Stored rows.
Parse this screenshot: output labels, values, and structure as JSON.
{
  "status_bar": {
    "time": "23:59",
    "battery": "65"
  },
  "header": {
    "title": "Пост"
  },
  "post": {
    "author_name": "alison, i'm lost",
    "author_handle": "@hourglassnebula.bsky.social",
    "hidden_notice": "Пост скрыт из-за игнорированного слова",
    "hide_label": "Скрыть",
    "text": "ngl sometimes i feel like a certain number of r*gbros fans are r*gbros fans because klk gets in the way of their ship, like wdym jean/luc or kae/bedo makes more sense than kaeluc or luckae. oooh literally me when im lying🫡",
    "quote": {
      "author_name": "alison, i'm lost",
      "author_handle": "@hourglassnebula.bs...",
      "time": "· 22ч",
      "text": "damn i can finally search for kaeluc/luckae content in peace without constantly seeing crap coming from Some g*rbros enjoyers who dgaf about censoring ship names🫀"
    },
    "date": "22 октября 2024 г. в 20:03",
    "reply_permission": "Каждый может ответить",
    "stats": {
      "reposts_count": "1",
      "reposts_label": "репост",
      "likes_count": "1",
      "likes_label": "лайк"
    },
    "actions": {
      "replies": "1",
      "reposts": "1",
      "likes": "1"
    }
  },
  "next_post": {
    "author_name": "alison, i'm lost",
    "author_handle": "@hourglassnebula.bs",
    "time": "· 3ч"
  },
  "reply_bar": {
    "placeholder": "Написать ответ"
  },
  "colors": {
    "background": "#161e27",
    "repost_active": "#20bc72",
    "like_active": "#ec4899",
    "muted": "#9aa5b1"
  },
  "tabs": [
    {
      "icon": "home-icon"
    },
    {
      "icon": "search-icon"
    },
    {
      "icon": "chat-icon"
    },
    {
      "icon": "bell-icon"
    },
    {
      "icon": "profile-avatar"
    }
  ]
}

Exercise goal.
Retype the data exactly as given.

Problem solution.
Parse this screenshot: output labels, values, and structure as JSON.
{
  "status_bar": {
    "time": "23:59",
    "battery": "65"
  },
  "header": {
    "title": "Пост"
  },
  "post": {
    "author_name": "alison, i'm lost",
    "author_handle": "@hourglassnebula.bsky.social",
    "hidden_notice": "Пост скрыт из-за игнорированного слова",
    "hide_label": "Скрыть",
    "text": "ngl sometimes i feel like a certain number of r*gbros fans are r*gbros fans because klk gets in the way of their ship, like wdym jean/luc or kae/bedo makes more sense than kaeluc or luckae. oooh literally me when im lying🫡",
    "quote": {
      "author_name": "alison, i'm lost",
      "author_handle": "@hourglassnebula.bs...",
      "time": "· 22ч",
      "text": "damn i can finally search for kaeluc/luckae content in peace without constantly seeing crap coming from Some g*rbros enjoyers who dgaf about censoring ship names🫀"
    },
    "date": "22 октября 2024 г. в 20:03",
    "reply_permission": "Каждый может ответить",
    "stats": {
      "reposts_count": "1",
      "reposts_label": "репост",
      "likes_count": "1",
      "likes_label": "лайк"
    },
    "actions": {
      "replies": "1",
      "reposts": "1",
      "likes": "1"
    }
  },
  "next_post": {
    "author_name": "alison, i'm lost",
    "author_handle": "@hourglassnebula.bs",
    "time": "· 3ч"
  },
  "reply_bar": {
    "placeholder": "Написать ответ"
  },
  "colors": {
    "background": "#161e27",
    "repost_active": "#20bc72",
    "like_active": "#ec4899",
    "muted": "#9aa5b1"
  },
  "tabs": [
    {
      "icon": "home-icon"
    },
    {
      "icon": "search-icon"
    },
    {
      "icon": "chat-icon"
    },
    {
      "icon": "bell-icon"
    },
    {
      "icon": "profile-avatar"
    }
  ]
}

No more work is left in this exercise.